Task details:
Reproduce verbatim the stretch of the records from the line containing "List UI elements" through the line containing "description-label: Description [97,90,152,101]", including both of those lines.

Extracted data:

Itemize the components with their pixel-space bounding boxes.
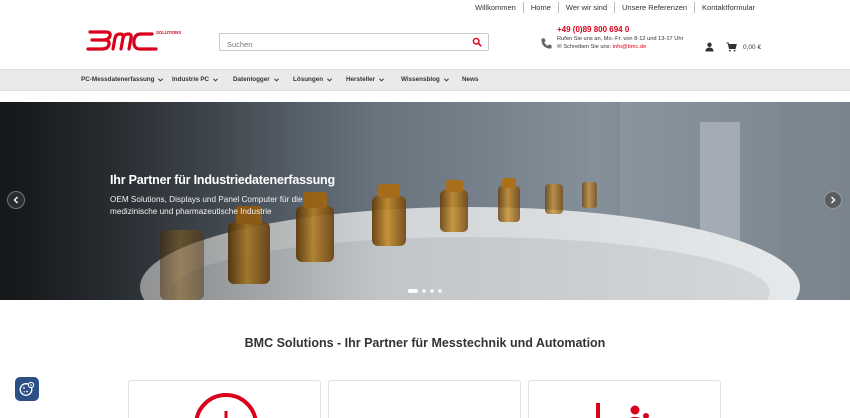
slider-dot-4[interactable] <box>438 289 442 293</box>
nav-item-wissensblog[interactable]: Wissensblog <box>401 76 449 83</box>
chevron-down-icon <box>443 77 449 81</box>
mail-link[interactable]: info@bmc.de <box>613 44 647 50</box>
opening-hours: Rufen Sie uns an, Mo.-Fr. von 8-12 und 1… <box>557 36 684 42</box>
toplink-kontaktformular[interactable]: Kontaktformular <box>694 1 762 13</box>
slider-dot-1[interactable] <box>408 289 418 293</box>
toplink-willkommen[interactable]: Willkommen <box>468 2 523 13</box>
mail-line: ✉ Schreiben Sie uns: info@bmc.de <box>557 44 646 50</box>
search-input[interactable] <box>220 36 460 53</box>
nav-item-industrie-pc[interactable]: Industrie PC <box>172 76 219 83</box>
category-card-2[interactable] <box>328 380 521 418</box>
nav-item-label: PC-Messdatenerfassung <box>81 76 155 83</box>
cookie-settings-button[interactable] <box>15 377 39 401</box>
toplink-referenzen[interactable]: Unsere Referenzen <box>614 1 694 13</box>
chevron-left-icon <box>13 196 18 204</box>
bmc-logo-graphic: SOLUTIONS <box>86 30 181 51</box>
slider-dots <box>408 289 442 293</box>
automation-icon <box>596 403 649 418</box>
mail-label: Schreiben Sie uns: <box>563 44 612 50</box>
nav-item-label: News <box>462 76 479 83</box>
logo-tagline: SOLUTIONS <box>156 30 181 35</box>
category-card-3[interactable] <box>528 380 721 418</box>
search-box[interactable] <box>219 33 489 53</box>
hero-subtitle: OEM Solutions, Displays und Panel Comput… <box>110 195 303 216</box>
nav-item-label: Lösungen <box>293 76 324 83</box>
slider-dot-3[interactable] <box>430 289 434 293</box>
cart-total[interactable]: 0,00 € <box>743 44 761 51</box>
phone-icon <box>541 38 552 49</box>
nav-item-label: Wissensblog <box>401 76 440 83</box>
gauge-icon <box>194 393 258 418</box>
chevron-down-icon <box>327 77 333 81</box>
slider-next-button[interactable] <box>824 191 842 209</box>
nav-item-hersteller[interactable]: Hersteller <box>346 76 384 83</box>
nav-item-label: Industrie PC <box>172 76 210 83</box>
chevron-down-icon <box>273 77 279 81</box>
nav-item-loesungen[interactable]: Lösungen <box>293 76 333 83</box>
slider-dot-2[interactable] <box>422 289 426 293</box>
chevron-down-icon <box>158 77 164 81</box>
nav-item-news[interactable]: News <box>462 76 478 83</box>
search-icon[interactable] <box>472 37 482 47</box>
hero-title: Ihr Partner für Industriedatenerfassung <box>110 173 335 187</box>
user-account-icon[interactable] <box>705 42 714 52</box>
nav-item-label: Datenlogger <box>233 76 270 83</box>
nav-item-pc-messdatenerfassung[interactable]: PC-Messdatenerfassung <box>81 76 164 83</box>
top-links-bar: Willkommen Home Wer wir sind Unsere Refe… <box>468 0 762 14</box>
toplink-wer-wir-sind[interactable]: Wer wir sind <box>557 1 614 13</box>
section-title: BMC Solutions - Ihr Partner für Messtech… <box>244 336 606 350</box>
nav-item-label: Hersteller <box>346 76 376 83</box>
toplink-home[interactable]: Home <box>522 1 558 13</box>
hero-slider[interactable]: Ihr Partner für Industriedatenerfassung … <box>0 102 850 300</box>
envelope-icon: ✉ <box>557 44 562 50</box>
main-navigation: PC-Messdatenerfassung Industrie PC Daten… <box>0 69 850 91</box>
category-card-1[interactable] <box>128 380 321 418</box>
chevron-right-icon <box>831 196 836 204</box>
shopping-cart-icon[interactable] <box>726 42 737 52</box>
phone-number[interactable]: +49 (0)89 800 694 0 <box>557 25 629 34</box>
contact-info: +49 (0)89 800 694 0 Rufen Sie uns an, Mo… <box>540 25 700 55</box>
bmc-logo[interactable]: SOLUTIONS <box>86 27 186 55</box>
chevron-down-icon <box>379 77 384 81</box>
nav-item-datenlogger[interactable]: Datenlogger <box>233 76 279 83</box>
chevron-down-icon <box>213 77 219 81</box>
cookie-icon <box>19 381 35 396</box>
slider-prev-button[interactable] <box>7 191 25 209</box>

==

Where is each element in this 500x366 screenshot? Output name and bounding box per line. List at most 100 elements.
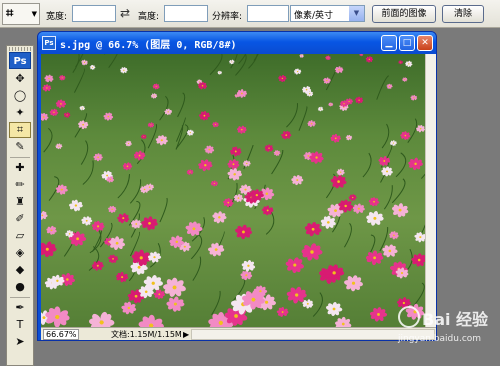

---

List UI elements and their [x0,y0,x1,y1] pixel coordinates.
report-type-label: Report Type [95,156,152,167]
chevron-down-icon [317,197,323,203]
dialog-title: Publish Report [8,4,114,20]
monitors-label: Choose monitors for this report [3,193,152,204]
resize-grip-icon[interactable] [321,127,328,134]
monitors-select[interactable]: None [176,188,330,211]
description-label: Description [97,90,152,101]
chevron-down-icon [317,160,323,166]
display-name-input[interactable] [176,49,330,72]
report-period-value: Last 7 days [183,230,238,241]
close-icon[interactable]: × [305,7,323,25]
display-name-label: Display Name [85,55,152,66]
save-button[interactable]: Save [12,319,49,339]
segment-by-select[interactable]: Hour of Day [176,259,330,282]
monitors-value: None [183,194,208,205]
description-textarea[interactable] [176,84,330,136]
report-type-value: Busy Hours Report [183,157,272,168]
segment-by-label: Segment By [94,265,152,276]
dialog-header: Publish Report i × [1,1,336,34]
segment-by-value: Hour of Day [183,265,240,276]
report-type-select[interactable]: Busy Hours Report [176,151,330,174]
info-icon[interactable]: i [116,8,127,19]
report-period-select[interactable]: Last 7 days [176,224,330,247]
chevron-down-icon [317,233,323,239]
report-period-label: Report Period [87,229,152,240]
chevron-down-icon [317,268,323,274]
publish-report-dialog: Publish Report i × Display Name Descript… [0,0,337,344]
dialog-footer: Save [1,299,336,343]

Solution below:
List UI elements and their [x0,y0,x1,y1] pixel coordinates.
report-type-label: Report Type [95,156,152,167]
chevron-down-icon [317,197,323,203]
dialog-title: Publish Report [8,4,114,20]
monitors-label: Choose monitors for this report [3,193,152,204]
resize-grip-icon[interactable] [321,127,328,134]
monitors-select[interactable]: None [176,188,330,211]
description-label: Description [97,90,152,101]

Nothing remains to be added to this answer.